-- AUFGABE --
Geben Sie den Text über den zweisprachigen Kinderchor von „Musikalische Inklusion“ bis „die Bühne hin.“ wieder und ändern Sie darin „Tanzsolo“ zu „Tanzstück“.

-- AUSGEWÄHLTER ABSCHNITT --
++++

Mit den Händen singen
Wie jedes Jahr herrscht reges Treiben am Weihnachtsmarkt Schloss Schönbrunn. Am 3. Dezember war ein besonderer Zauber in der Luft, als über 50 Kinder kurz vor ihrem Auftritt mit ihren roten Zipfelmützen und weißen Handschuhen noch einmal ihre Lieder übten. Da formten sich nicht nur die Stimmbänder, sondern auch die Hände und Finger. Das Besondere an diesem Chor: Er ist zweisprachig, die Lieder werden auf Deutsch und in Österreichischer Gebärdensprache (ÖGS) gesungen.
Musikalische Inklusion
Den ganzen Herbst haben sich gehörlose, hörende und schwerhörige Kinder zwischen vier und zehn Jahren auf diesen Auftritt vorbereitet und den deutschen Text, die Melodie und auch den Text in ÖGS geprobt. Der Weihnachtsklassiker „We wish you a Merry Christmas“wurde auf Englisch gesungen und mit Gebärden aus der Amerikanischen Gebärdensprache (ASL) vorgetragen. Dazu legten zwei gehörlose Volksschüler auch ein beeindruckendes Tanzsolo auf die Bühne hin.

++++

-- ANGEZEIGTE INFORMATIONEN --

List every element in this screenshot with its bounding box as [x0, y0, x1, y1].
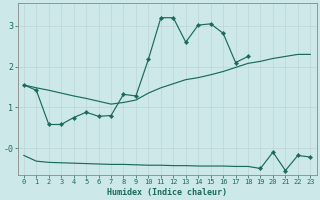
X-axis label: Humidex (Indice chaleur): Humidex (Indice chaleur) — [107, 188, 227, 197]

++++

-- ÜBUNGSERGEBNIS --
Musikalische Inklusion
Den ganzen Herbst haben sich gehörlose, hörende und schwerhörige Kinder zwischen vier und zehn Jahren auf diesen Auftritt vorbereitet und den deutschen Text, die Melodie und auch den Text in ÖGS geprobt. Der Weihnachtsklassiker „We wish you a Merry Christmas“wurde auf Englisch gesungen und mit Gebärden aus der Amerikanischen Gebärdensprache (ASL) vorgetragen. Dazu legten zwei gehörlose Volksschüler auch ein beeindruckendes Tanzstück auf die Bühne hin.